Written problem:
Find and copy every line in the records that includes the string "icon".

Records supplied:
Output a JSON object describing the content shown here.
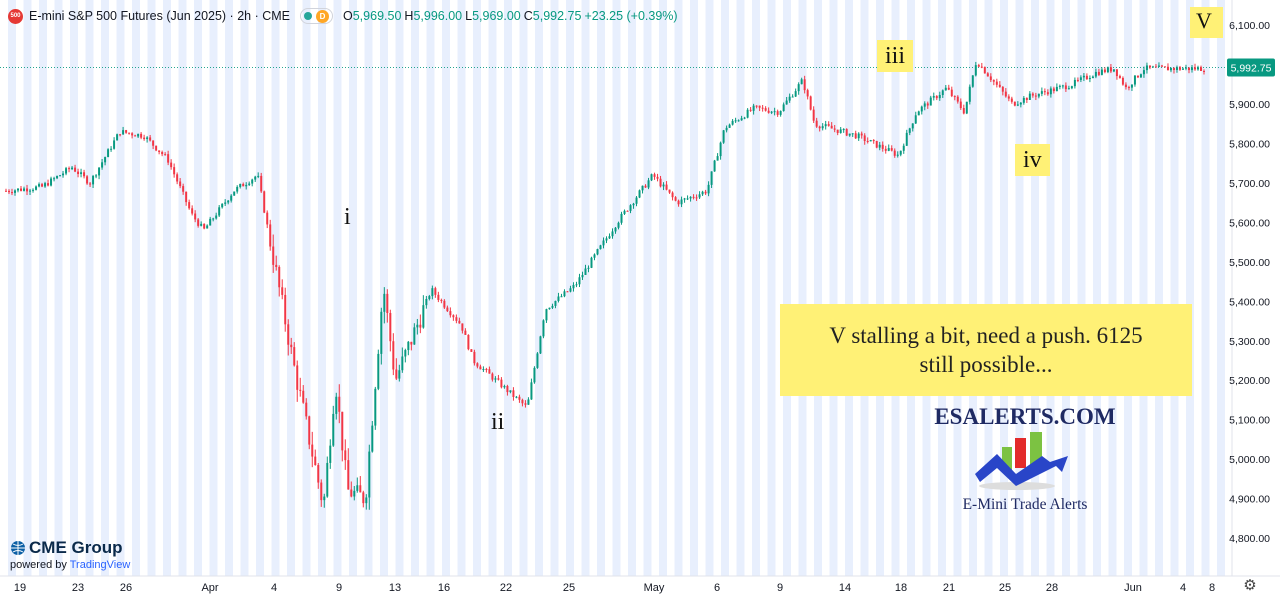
{
  "header": {
    "symbol_badge": "500",
    "title": "E-mini S&P 500 Futures (Jun 2025) · 2h · CME",
    "badge_d": "D",
    "ohlc": [
      {
        "k": "O",
        "v": "5,969.50"
      },
      {
        "k": "H",
        "v": "5,996.00"
      },
      {
        "k": "L",
        "v": "5,969.00"
      },
      {
        "k": "C",
        "v": "5,992.75"
      }
    ],
    "change": "+23.25 (+0.39%)"
  },
  "colors": {
    "up": "#089981",
    "down": "#f23645",
    "band": "#e8effd",
    "last_price": "#089981",
    "highlight": "#fff176",
    "brand": "#1f2a63"
  },
  "chart_data": {
    "type": "candlestick",
    "y_ticks": [
      "6,100.00",
      "6,000.00",
      "5,900.00",
      "5,800.00",
      "5,700.00",
      "5,600.00",
      "5,500.00",
      "5,400.00",
      "5,300.00",
      "5,200.00",
      "5,100.00",
      "5,000.00",
      "4,900.00",
      "4,800.00"
    ],
    "x_ticks": [
      "19",
      "23",
      "26",
      "Apr",
      "4",
      "9",
      "13",
      "16",
      "22",
      "25",
      "May",
      "6",
      "9",
      "14",
      "18",
      "21",
      "25",
      "28",
      "Jun",
      "4",
      "8"
    ],
    "last_price": 5992.75,
    "last_price_label": "5,992.75",
    "ylim": [
      4740,
      6180
    ],
    "path": [
      [
        0,
        5680
      ],
      [
        0.03,
        5690
      ],
      [
        0.055,
        5740
      ],
      [
        0.07,
        5700
      ],
      [
        0.095,
        5830
      ],
      [
        0.115,
        5820
      ],
      [
        0.135,
        5760
      ],
      [
        0.155,
        5620
      ],
      [
        0.165,
        5580
      ],
      [
        0.19,
        5680
      ],
      [
        0.21,
        5720
      ],
      [
        0.24,
        5240
      ],
      [
        0.265,
        4880
      ],
      [
        0.275,
        5200
      ],
      [
        0.285,
        4920
      ],
      [
        0.3,
        4900
      ],
      [
        0.315,
        5440
      ],
      [
        0.325,
        5200
      ],
      [
        0.355,
        5430
      ],
      [
        0.38,
        5340
      ],
      [
        0.39,
        5250
      ],
      [
        0.435,
        5130
      ],
      [
        0.45,
        5380
      ],
      [
        0.475,
        5440
      ],
      [
        0.51,
        5600
      ],
      [
        0.54,
        5720
      ],
      [
        0.56,
        5650
      ],
      [
        0.585,
        5680
      ],
      [
        0.6,
        5840
      ],
      [
        0.625,
        5890
      ],
      [
        0.645,
        5880
      ],
      [
        0.665,
        5960
      ],
      [
        0.675,
        5850
      ],
      [
        0.71,
        5820
      ],
      [
        0.745,
        5770
      ],
      [
        0.76,
        5880
      ],
      [
        0.785,
        5940
      ],
      [
        0.8,
        5880
      ],
      [
        0.81,
        6010
      ],
      [
        0.84,
        5900
      ],
      [
        0.855,
        5920
      ],
      [
        0.89,
        5950
      ],
      [
        0.91,
        5980
      ],
      [
        0.925,
        5990
      ],
      [
        0.935,
        5940
      ],
      [
        0.95,
        5990
      ]
    ],
    "wave_labels": [
      {
        "text": "i",
        "highlight": false
      },
      {
        "text": "ii",
        "highlight": false
      },
      {
        "text": "iii",
        "highlight": true
      },
      {
        "text": "iv",
        "highlight": true
      },
      {
        "text": "V",
        "highlight": true
      }
    ]
  },
  "annotation": {
    "line1": "V stalling a bit, need a push. 6125",
    "line2": "still possible..."
  },
  "branding": {
    "site": "ESALERTS.COM",
    "tagline": "E-Mini Trade Alerts",
    "logo_icon": "bar-chart-arrow-icon"
  },
  "footer": {
    "cme_logo": "CME Group",
    "powered": "powered by",
    "tv": "TradingView",
    "gear_icon": "gear-icon"
  }
}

Expected answer:
    "logo_icon": "bar-chart-arrow-icon"
    "gear_icon": "gear-icon"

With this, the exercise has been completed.